►

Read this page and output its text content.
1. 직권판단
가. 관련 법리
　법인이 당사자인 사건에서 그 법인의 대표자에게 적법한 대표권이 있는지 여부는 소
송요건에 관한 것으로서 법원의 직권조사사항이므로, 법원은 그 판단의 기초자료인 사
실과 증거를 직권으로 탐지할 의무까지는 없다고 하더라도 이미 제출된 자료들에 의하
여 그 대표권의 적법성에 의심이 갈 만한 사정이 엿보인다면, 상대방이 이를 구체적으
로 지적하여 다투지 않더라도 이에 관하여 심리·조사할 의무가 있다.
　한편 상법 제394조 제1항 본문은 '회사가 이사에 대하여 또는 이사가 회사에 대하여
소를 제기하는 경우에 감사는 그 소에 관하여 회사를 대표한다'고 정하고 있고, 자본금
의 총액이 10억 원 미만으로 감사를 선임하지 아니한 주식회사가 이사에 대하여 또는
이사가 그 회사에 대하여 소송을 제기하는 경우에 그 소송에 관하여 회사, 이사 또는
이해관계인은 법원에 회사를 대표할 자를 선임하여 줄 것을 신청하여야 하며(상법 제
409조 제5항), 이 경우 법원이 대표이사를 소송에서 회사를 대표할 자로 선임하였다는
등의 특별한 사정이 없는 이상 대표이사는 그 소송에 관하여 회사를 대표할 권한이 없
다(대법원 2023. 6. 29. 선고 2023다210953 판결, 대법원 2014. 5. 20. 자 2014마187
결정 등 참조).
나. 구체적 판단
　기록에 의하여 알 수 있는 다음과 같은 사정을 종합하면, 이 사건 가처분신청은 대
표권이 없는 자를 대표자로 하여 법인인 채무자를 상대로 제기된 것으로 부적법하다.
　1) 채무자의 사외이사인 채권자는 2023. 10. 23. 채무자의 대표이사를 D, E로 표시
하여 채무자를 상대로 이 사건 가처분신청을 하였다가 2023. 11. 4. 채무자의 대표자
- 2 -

◄

From the records above, extract each line exactly as shown.

Read this page and output its text content.
1. 직권판단
가. 관련 법리
　법인이 당사자인 사건에서 그 법인의 대표자에게 적법한 대표권이 있는지 여부는 소
송요건에 관한 것으로서 법원의 직권조사사항이므로, 법원은 그 판단의 기초자료인 사
실과 증거를 직권으로 탐지할 의무까지는 없다고 하더라도 이미 제출된 자료들에 의하
여 그 대표권의 적법성에 의심이 갈 만한 사정이 엿보인다면, 상대방이 이를 구체적으
로 지적하여 다투지 않더라도 이에 관하여 심리·조사할 의무가 있다.
　한편 상법 제394조 제1항 본문은 '회사가 이사에 대하여 또는 이사가 회사에 대하여
소를 제기하는 경우에 감사는 그 소에 관하여 회사를 대표한다'고 정하고 있고, 자본금
의 총액이 10억 원 미만으로 감사를 선임하지 아니한 주식회사가 이사에 대하여 또는
이사가 그 회사에 대하여 소송을 제기하는 경우에 그 소송에 관하여 회사, 이사 또는
이해관계인은 법원에 회사를 대표할 자를 선임하여 줄 것을 신청하여야 하며(상법 제
409조 제5항), 이 경우 법원이 대표이사를 소송에서 회사를 대표할 자로 선임하였다는
등의 특별한 사정이 없는 이상 대표이사는 그 소송에 관하여 회사를 대표할 권한이 없
다(대법원 2023. 6. 29. 선고 2023다210953 판결, 대법원 2014. 5. 20. 자 2014마187
결정 등 참조).
나. 구체적 판단
　기록에 의하여 알 수 있는 다음과 같은 사정을 종합하면, 이 사건 가처분신청은 대
표권이 없는 자를 대표자로 하여 법인인 채무자를 상대로 제기된 것으로 부적법하다.
　1) 채무자의 사외이사인 채권자는 2023. 10. 23. 채무자의 대표이사를 D, E로 표시
하여 채무자를 상대로 이 사건 가처분신청을 하였다가 2023. 11. 4. 채무자의 대표자
- 2 -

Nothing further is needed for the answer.